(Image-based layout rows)

** START **

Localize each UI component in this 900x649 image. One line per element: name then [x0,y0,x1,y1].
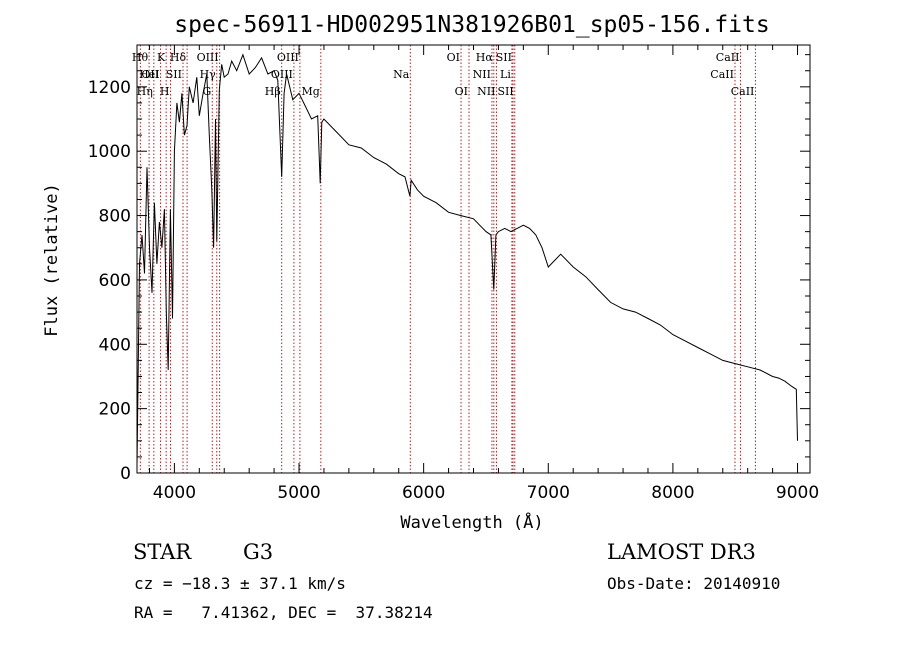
plot-frame [136,44,811,474]
redshift-text: cz = −18.3 ± 37.1 km/s [134,574,346,593]
y-tick-label-4: 800 [99,207,131,227]
line-marker-label-14: Mg [302,85,320,98]
line-marker-label-26: CaII [731,85,755,98]
line-marker-label-20: NII [477,85,495,98]
line-marker-label-22: Li [500,68,511,81]
y-axis-label: Flux (relative) [42,183,62,337]
x-tick-label-0: 4000 [153,483,196,503]
line-marker-label-2: Hη [137,85,153,98]
y-tick-label-2: 400 [99,335,131,355]
coordinates-text: RA = 7.41362, DEC = 37.38214 [134,603,433,622]
obs-date-text: Obs-Date: 20140910 [607,574,781,593]
object-subclass: G3 [243,540,274,564]
spectrum-line [136,53,798,467]
line-marker-label-16: OI [447,51,460,64]
line-marker-label-13: OIII [271,68,293,81]
x-axis-label: Wavelength (Å) [400,511,543,533]
y-tick-label-5: 1000 [88,142,131,162]
line-marker-label-3: HeI [139,68,159,81]
survey-name: LAMOST DR3 [607,540,756,564]
line-marker-label-8: OIII [197,51,219,64]
line-marker-label-12: OIII [277,51,299,64]
x-tick-label-1: 5000 [277,483,320,503]
line-marker-label-25: CaII [710,68,734,81]
line-marker-label-17: OI [455,85,468,98]
x-tick-label-4: 8000 [651,483,694,503]
line-marker-label-10: G [202,85,211,98]
line-marker-label-9: Hγ [200,68,217,81]
line-marker-label-4: K [157,51,166,64]
line-marker-label-19: NII [473,68,491,81]
line-marker-label-24: CaII [716,51,740,64]
line-marker-label-23: SII [498,85,514,98]
y-axis-ticks: 0 200 400 600 800 1000 1200 [88,54,810,484]
x-tick-label-5: 9000 [776,483,819,503]
chart-title: spec-56911-HD002951N381926B01_sp05-156.f… [174,12,769,38]
line-marker-label-11: Hβ [265,85,281,98]
line-marker-label-18: Hα [476,51,494,64]
line-markers [139,45,756,473]
line-marker-label-5: SII [166,68,182,81]
y-tick-label-1: 200 [99,400,131,420]
line-marker-label-1: OII [141,68,159,81]
x-tick-label-2: 6000 [402,483,445,503]
object-class: STAR [133,540,192,564]
x-axis-ticks: 4000 5000 6000 7000 8000 9000 [148,45,819,503]
line-marker-label-6: H [160,85,170,98]
x-tick-label-3: 7000 [527,483,570,503]
y-tick-label-0: 0 [120,464,131,484]
y-tick-label-6: 1200 [88,78,131,98]
line-marker-label-21: SII [496,51,512,64]
y-tick-label-3: 600 [99,271,131,291]
line-marker-label-15: Na [393,68,410,81]
line-marker-label-7: Hδ [170,51,187,64]
line-marker-label-0: Hθ [132,51,149,64]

** END **

* **Exercise details**
Copy every line of the rows above verbatim, but leave out the pictures.

* **Solution to the problem**
Localize each UI component in this 900x649 image. One line per element: name then [x0,y0,x1,y1].
plot-frame [136,44,811,474]
redshift-text: cz = −18.3 ± 37.1 km/s [134,574,346,593]
y-tick-label-4: 800 [99,207,131,227]
line-marker-label-14: Mg [302,85,320,98]
line-marker-label-26: CaII [731,85,755,98]
line-marker-label-20: NII [477,85,495,98]
line-marker-label-22: Li [500,68,511,81]
y-axis-label: Flux (relative) [42,183,62,337]
x-tick-label-0: 4000 [153,483,196,503]
line-marker-label-2: Hη [137,85,153,98]
y-tick-label-2: 400 [99,335,131,355]
coordinates-text: RA = 7.41362, DEC = 37.38214 [134,603,433,622]
obs-date-text: Obs-Date: 20140910 [607,574,781,593]
object-subclass: G3 [243,540,274,564]
spectrum-line [136,53,798,467]
line-marker-label-16: OI [447,51,460,64]
line-marker-label-13: OIII [271,68,293,81]
x-axis-label: Wavelength (Å) [400,511,543,533]
y-tick-label-5: 1000 [88,142,131,162]
line-marker-label-3: HeI [139,68,159,81]
survey-name: LAMOST DR3 [607,540,756,564]
line-marker-label-8: OIII [197,51,219,64]
line-marker-label-12: OIII [277,51,299,64]
x-tick-label-1: 5000 [277,483,320,503]
line-marker-label-25: CaII [710,68,734,81]
line-marker-label-17: OI [455,85,468,98]
x-tick-label-4: 8000 [651,483,694,503]
line-marker-label-10: G [202,85,211,98]
line-marker-label-9: Hγ [200,68,217,81]
line-marker-label-4: K [157,51,166,64]
line-marker-label-19: NII [473,68,491,81]
line-marker-label-24: CaII [716,51,740,64]
line-marker-label-23: SII [498,85,514,98]
y-axis-ticks: 0 200 400 600 800 1000 1200 [88,54,810,484]
x-tick-label-5: 9000 [776,483,819,503]
chart-title: spec-56911-HD002951N381926B01_sp05-156.f… [174,12,769,38]
line-marker-label-11: Hβ [265,85,281,98]
line-marker-label-18: Hα [476,51,494,64]
line-markers [139,45,756,473]
line-marker-label-5: SII [166,68,182,81]
y-tick-label-1: 200 [99,400,131,420]
line-marker-label-1: OII [141,68,159,81]
x-tick-label-2: 6000 [402,483,445,503]
object-class: STAR [133,540,192,564]
x-axis-ticks: 4000 5000 6000 7000 8000 9000 [148,45,819,503]
line-marker-label-6: H [160,85,170,98]
x-tick-label-3: 7000 [527,483,570,503]
y-tick-label-0: 0 [120,464,131,484]
y-tick-label-6: 1200 [88,78,131,98]
line-marker-label-21: SII [496,51,512,64]
y-tick-label-3: 600 [99,271,131,291]
line-marker-label-15: Na [393,68,410,81]
line-marker-label-7: Hδ [170,51,187,64]
line-marker-label-0: Hθ [132,51,149,64]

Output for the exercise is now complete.